Short task –
Find how many lines in the data below mention "JSON". Give the number only.

Records from a dataset:
=======

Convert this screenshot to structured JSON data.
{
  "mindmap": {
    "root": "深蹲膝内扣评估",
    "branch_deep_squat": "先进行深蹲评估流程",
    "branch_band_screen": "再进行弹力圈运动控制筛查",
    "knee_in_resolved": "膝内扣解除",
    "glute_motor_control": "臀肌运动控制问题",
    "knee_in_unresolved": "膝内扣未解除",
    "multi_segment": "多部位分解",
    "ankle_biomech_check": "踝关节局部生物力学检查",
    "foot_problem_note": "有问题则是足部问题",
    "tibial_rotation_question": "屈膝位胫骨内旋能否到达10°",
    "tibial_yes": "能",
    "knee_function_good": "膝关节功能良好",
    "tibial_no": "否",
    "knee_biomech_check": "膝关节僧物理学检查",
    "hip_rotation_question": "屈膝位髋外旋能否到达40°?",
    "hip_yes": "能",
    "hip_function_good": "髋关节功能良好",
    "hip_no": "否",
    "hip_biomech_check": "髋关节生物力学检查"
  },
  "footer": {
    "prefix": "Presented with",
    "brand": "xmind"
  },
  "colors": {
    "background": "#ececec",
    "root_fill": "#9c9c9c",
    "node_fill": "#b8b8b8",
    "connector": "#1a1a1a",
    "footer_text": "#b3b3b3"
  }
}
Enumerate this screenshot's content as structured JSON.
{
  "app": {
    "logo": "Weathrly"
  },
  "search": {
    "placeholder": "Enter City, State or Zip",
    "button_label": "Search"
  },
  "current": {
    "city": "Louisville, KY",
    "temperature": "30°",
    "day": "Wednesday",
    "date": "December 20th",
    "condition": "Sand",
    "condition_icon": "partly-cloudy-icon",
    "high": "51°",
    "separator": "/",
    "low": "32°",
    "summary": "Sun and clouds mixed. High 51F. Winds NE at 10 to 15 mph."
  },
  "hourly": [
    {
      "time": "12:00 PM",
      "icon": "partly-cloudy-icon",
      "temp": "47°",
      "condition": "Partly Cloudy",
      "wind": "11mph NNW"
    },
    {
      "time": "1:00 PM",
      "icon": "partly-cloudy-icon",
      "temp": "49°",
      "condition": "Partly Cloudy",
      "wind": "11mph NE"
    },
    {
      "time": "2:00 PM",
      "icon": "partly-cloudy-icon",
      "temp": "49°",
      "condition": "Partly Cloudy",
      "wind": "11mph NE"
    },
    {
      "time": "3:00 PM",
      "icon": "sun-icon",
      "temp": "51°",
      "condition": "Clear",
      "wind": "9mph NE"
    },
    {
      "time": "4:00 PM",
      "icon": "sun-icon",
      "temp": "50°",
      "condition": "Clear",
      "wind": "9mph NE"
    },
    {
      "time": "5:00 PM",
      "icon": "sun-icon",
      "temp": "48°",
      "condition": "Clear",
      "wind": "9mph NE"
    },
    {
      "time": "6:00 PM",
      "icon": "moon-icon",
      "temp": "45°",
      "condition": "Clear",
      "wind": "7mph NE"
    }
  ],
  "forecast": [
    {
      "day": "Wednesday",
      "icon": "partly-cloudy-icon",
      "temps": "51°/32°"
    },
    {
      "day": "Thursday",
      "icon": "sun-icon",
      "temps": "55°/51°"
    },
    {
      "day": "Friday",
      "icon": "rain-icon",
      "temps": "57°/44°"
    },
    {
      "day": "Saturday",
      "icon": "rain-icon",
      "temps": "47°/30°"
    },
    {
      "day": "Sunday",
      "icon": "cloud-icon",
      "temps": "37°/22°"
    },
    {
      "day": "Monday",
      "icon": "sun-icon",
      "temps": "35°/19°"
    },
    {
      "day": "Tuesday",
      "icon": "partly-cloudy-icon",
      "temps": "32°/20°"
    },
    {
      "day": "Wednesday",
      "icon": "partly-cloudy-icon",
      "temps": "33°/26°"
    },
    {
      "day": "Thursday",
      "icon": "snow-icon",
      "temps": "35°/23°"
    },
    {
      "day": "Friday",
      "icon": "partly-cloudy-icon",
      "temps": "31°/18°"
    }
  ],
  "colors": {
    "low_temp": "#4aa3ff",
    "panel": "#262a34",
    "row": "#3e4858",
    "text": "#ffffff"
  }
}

=======

Complete answer –
2